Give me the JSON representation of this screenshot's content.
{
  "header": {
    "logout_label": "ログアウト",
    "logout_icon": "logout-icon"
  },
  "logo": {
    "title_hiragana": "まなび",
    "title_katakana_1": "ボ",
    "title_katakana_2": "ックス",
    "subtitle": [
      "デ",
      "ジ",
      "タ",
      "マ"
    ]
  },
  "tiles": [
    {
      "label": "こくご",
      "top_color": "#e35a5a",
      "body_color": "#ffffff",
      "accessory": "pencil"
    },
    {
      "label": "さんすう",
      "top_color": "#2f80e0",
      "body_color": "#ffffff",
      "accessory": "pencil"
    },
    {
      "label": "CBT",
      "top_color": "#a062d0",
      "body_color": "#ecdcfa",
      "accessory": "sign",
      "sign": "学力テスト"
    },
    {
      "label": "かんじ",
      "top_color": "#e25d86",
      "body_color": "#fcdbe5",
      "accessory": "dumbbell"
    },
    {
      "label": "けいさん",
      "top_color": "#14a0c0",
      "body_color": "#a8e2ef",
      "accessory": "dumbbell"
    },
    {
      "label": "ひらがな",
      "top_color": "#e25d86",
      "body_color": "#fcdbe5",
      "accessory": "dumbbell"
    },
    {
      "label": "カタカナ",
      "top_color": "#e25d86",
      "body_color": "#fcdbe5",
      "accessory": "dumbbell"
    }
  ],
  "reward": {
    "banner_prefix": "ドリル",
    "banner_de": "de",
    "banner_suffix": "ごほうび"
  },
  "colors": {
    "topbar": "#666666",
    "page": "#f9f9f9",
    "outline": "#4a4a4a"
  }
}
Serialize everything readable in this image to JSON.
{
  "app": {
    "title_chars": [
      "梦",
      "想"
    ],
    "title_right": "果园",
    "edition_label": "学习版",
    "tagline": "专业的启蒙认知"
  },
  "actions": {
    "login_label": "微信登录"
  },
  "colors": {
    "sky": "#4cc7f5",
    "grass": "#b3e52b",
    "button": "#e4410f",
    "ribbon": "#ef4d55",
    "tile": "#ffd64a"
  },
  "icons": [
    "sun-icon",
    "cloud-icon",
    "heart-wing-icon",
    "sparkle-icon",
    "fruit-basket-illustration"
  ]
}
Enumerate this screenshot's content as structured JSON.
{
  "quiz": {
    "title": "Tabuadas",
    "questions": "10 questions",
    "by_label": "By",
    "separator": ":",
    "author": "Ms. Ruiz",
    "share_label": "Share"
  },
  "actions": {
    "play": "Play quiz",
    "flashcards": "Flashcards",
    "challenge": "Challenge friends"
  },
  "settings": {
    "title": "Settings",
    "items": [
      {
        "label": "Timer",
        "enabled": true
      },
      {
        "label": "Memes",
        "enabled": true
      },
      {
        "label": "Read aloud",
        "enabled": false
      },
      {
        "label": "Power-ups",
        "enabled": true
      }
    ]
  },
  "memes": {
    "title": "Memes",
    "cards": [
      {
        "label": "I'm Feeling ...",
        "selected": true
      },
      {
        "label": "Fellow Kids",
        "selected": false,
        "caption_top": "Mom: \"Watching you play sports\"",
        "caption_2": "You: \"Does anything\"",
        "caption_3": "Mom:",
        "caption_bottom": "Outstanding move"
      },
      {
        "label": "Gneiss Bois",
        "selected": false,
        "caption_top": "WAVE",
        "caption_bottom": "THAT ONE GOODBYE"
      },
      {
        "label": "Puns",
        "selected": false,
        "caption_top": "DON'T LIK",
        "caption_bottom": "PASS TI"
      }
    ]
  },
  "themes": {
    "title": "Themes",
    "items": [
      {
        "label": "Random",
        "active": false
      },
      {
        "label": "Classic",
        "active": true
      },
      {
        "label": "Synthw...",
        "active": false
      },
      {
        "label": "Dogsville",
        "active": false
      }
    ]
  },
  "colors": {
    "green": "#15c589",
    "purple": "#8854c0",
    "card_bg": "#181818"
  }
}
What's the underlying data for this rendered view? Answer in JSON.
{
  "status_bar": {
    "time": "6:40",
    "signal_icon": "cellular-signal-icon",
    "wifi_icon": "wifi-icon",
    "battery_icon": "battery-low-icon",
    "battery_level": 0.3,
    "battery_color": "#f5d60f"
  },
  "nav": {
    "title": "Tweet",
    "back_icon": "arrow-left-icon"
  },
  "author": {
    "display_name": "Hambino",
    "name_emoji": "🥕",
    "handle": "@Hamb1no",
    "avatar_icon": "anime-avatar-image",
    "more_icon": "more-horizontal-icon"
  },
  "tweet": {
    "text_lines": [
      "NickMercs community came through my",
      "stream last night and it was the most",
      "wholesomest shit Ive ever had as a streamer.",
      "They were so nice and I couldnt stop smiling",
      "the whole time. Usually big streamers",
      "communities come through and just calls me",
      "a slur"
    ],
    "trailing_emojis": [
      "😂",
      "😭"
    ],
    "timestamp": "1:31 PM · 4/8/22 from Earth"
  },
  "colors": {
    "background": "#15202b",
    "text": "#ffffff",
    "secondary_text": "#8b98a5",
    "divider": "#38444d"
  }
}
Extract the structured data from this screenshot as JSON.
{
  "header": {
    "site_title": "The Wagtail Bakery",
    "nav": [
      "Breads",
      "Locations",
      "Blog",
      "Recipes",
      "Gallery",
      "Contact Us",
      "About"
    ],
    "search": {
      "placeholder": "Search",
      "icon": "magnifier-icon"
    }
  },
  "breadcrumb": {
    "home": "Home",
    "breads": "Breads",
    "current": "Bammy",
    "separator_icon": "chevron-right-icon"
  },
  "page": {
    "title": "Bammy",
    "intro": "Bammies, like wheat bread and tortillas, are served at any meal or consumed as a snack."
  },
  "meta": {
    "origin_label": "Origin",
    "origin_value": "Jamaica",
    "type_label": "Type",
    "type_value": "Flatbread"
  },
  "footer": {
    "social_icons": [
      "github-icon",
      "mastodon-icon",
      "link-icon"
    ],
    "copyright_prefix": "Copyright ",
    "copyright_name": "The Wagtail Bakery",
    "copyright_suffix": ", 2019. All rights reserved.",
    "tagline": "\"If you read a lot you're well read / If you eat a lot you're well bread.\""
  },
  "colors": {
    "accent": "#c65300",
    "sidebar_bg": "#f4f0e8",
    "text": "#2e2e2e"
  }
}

(WORK TO DO) Transcribe each record exactly. Leave nothing out.

(RESULT BELOW)
Give me the JSON representation of this screenshot's content.
{
  "header": {
    "logout_label": "ログアウト",
    "logout_icon": "logout-icon"
  },
  "logo": {
    "title_hiragana": "まなび",
    "title_katakana_1": "ボ",
    "title_katakana_2": "ックス",
    "subtitle": [
      "デ",
      "ジ",
      "タ",
      "マ"
    ]
  },
  "tiles": [
    {
      "label": "こくご",
      "top_color": "#e35a5a",
      "body_color": "#ffffff",
      "accessory": "pencil"
    },
    {
      "label": "さんすう",
      "top_color": "#2f80e0",
      "body_color": "#ffffff",
      "accessory": "pencil"
    },
    {
      "label": "CBT",
      "top_color": "#a062d0",
      "body_color": "#ecdcfa",
      "accessory": "sign",
      "sign": "学力テスト"
    },
    {
      "label": "かんじ",
      "top_color": "#e25d86",
      "body_color": "#fcdbe5",
      "accessory": "dumbbell"
    },
    {
      "label": "けいさん",
      "top_color": "#14a0c0",
      "body_color": "#a8e2ef",
      "accessory": "dumbbell"
    },
    {
      "label": "ひらがな",
      "top_color": "#e25d86",
      "body_color": "#fcdbe5",
      "accessory": "dumbbell"
    },
    {
      "label": "カタカナ",
      "top_color": "#e25d86",
      "body_color": "#fcdbe5",
      "accessory": "dumbbell"
    }
  ],
  "reward": {
    "banner_prefix": "ドリル",
    "banner_de": "de",
    "banner_suffix": "ごほうび"
  },
  "colors": {
    "topbar": "#666666",
    "page": "#f9f9f9",
    "outline": "#4a4a4a"
  }
}
Serialize everything readable in this image to JSON.
{
  "app": {
    "title_chars": [
      "梦",
      "想"
    ],
    "title_right": "果园",
    "edition_label": "学习版",
    "tagline": "专业的启蒙认知"
  },
  "actions": {
    "login_label": "微信登录"
  },
  "colors": {
    "sky": "#4cc7f5",
    "grass": "#b3e52b",
    "button": "#e4410f",
    "ribbon": "#ef4d55",
    "tile": "#ffd64a"
  },
  "icons": [
    "sun-icon",
    "cloud-icon",
    "heart-wing-icon",
    "sparkle-icon",
    "fruit-basket-illustration"
  ]
}
Enumerate this screenshot's content as structured JSON.
{
  "quiz": {
    "title": "Tabuadas",
    "questions": "10 questions",
    "by_label": "By",
    "separator": ":",
    "author": "Ms. Ruiz",
    "share_label": "Share"
  },
  "actions": {
    "play": "Play quiz",
    "flashcards": "Flashcards",
    "challenge": "Challenge friends"
  },
  "settings": {
    "title": "Settings",
    "items": [
      {
        "label": "Timer",
        "enabled": true
      },
      {
        "label": "Memes",
        "enabled": true
      },
      {
        "label": "Read aloud",
        "enabled": false
      },
      {
        "label": "Power-ups",
        "enabled": true
      }
    ]
  },
  "memes": {
    "title": "Memes",
    "cards": [
      {
        "label": "I'm Feeling ...",
        "selected": true
      },
      {
        "label": "Fellow Kids",
        "selected": false,
        "caption_top": "Mom: \"Watching you play sports\"",
        "caption_2": "You: \"Does anything\"",
        "caption_3": "Mom:",
        "caption_bottom": "Outstanding move"
      },
      {
        "label": "Gneiss Bois",
        "selected": false,
        "caption_top": "WAVE",
        "caption_bottom": "THAT ONE GOODBYE"
      },
      {
        "label": "Puns",
        "selected": false,
        "caption_top": "DON'T LIK",
        "caption_bottom": "PASS TI"
      }
    ]
  },
  "themes": {
    "title": "Themes",
    "items": [
      {
        "label": "Random",
        "active": false
      },
      {
        "label": "Classic",
        "active": true
      },
      {
        "label": "Synthw...",
        "active": false
      },
      {
        "label": "Dogsville",
        "active": false
      }
    ]
  },
  "colors": {
    "green": "#15c589",
    "purple": "#8854c0",
    "card_bg": "#181818"
  }
}
What's the underlying data for this rendered view? Answer in JSON.
{
  "status_bar": {
    "time": "6:40",
    "signal_icon": "cellular-signal-icon",
    "wifi_icon": "wifi-icon",
    "battery_icon": "battery-low-icon",
    "battery_level": 0.3,
    "battery_color": "#f5d60f"
  },
  "nav": {
    "title": "Tweet",
    "back_icon": "arrow-left-icon"
  },
  "author": {
    "display_name": "Hambino",
    "name_emoji": "🥕",
    "handle": "@Hamb1no",
    "avatar_icon": "anime-avatar-image",
    "more_icon": "more-horizontal-icon"
  },
  "tweet": {
    "text_lines": [
      "NickMercs community came through my",
      "stream last night and it was the most",
      "wholesomest shit Ive ever had as a streamer.",
      "They were so nice and I couldnt stop smiling",
      "the whole time. Usually big streamers",
      "communities come through and just calls me",
      "a slur"
    ],
    "trailing_emojis": [
      "😂",
      "😭"
    ],
    "timestamp": "1:31 PM · 4/8/22 from Earth"
  },
  "colors": {
    "background": "#15202b",
    "text": "#ffffff",
    "secondary_text": "#8b98a5",
    "divider": "#38444d"
  }
}
Extract the structured data from this screenshot as JSON.
{
  "header": {
    "site_title": "The Wagtail Bakery",
    "nav": [
      "Breads",
      "Locations",
      "Blog",
      "Recipes",
      "Gallery",
      "Contact Us",
      "About"
    ],
    "search": {
      "placeholder": "Search",
      "icon": "magnifier-icon"
    }
  },
  "breadcrumb": {
    "home": "Home",
    "breads": "Breads",
    "current": "Bammy",
    "separator_icon": "chevron-right-icon"
  },
  "page": {
    "title": "Bammy",
    "intro": "Bammies, like wheat bread and tortillas, are served at any meal or consumed as a snack."
  },
  "meta": {
    "origin_label": "Origin",
    "origin_value": "Jamaica",
    "type_label": "Type",
    "type_value": "Flatbread"
  },
  "footer": {
    "social_icons": [
      "github-icon",
      "mastodon-icon",
      "link-icon"
    ],
    "copyright_prefix": "Copyright ",
    "copyright_name": "The Wagtail Bakery",
    "copyright_suffix": ", 2019. All rights reserved.",
    "tagline": "\"If you read a lot you're well read / If you eat a lot you're well bread.\""
  },
  "colors": {
    "accent": "#c65300",
    "sidebar_bg": "#f4f0e8",
    "text": "#2e2e2e"
  }
}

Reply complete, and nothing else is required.